*What is needed*
Provide the data again in its entirety, exactly as given.

*Data provided*
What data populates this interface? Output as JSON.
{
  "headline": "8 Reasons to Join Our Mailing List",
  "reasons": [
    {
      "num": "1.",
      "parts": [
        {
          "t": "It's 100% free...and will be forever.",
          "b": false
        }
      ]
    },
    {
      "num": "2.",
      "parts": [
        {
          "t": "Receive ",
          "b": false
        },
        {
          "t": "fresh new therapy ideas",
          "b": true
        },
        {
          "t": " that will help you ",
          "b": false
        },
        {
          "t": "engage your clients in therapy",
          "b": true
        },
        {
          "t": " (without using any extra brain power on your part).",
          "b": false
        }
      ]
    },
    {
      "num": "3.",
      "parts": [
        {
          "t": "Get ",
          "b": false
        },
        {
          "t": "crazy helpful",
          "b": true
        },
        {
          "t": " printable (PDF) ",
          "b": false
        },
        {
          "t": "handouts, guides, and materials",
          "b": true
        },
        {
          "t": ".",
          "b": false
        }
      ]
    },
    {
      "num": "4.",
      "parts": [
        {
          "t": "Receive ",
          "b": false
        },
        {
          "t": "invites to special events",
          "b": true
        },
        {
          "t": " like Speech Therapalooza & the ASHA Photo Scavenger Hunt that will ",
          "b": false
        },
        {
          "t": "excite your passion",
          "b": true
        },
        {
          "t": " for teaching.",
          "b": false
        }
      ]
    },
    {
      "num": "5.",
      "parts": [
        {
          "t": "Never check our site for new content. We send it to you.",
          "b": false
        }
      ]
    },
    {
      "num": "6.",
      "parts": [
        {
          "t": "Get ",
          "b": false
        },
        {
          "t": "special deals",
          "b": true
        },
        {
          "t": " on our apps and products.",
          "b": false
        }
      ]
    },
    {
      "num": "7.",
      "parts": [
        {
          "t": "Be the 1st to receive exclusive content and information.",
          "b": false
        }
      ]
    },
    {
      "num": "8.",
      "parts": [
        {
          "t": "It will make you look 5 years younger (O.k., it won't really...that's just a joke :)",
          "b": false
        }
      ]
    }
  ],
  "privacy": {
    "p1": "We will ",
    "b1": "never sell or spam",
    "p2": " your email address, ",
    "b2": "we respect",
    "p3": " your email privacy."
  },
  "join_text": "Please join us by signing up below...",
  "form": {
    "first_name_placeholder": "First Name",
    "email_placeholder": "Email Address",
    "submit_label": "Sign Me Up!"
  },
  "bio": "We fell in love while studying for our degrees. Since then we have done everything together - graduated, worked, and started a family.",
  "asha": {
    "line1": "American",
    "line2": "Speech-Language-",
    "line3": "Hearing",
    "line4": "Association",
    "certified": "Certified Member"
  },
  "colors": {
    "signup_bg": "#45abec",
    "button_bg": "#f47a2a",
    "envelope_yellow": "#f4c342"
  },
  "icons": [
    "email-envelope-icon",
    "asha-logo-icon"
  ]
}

*Full output*
What data populates this interface? Output as JSON.
{
  "headline": "8 Reasons to Join Our Mailing List",
  "reasons": [
    {
      "num": "1.",
      "parts": [
        {
          "t": "It's 100% free...and will be forever.",
          "b": false
        }
      ]
    },
    {
      "num": "2.",
      "parts": [
        {
          "t": "Receive ",
          "b": false
        },
        {
          "t": "fresh new therapy ideas",
          "b": true
        },
        {
          "t": " that will help you ",
          "b": false
        },
        {
          "t": "engage your clients in therapy",
          "b": true
        },
        {
          "t": " (without using any extra brain power on your part).",
          "b": false
        }
      ]
    },
    {
      "num": "3.",
      "parts": [
        {
          "t": "Get ",
          "b": false
        },
        {
          "t": "crazy helpful",
          "b": true
        },
        {
          "t": " printable (PDF) ",
          "b": false
        },
        {
          "t": "handouts, guides, and materials",
          "b": true
        },
        {
          "t": ".",
          "b": false
        }
      ]
    },
    {
      "num": "4.",
      "parts": [
        {
          "t": "Receive ",
          "b": false
        },
        {
          "t": "invites to special events",
          "b": true
        },
        {
          "t": " like Speech Therapalooza & the ASHA Photo Scavenger Hunt that will ",
          "b": false
        },
        {
          "t": "excite your passion",
          "b": true
        },
        {
          "t": " for teaching.",
          "b": false
        }
      ]
    },
    {
      "num": "5.",
      "parts": [
        {
          "t": "Never check our site for new content. We send it to you.",
          "b": false
        }
      ]
    },
    {
      "num": "6.",
      "parts": [
        {
          "t": "Get ",
          "b": false
        },
        {
          "t": "special deals",
          "b": true
        },
        {
          "t": " on our apps and products.",
          "b": false
        }
      ]
    },
    {
      "num": "7.",
      "parts": [
        {
          "t": "Be the 1st to receive exclusive content and information.",
          "b": false
        }
      ]
    },
    {
      "num": "8.",
      "parts": [
        {
          "t": "It will make you look 5 years younger (O.k., it won't really...that's just a joke :)",
          "b": false
        }
      ]
    }
  ],
  "privacy": {
    "p1": "We will ",
    "b1": "never sell or spam",
    "p2": " your email address, ",
    "b2": "we respect",
    "p3": " your email privacy."
  },
  "join_text": "Please join us by signing up below...",
  "form": {
    "first_name_placeholder": "First Name",
    "email_placeholder": "Email Address",
    "submit_label": "Sign Me Up!"
  },
  "bio": "We fell in love while studying for our degrees. Since then we have done everything together - graduated, worked, and started a family.",
  "asha": {
    "line1": "American",
    "line2": "Speech-Language-",
    "line3": "Hearing",
    "line4": "Association",
    "certified": "Certified Member"
  },
  "colors": {
    "signup_bg": "#45abec",
    "button_bg": "#f47a2a",
    "envelope_yellow": "#f4c342"
  },
  "icons": [
    "email-envelope-icon",
    "asha-logo-icon"
  ]
}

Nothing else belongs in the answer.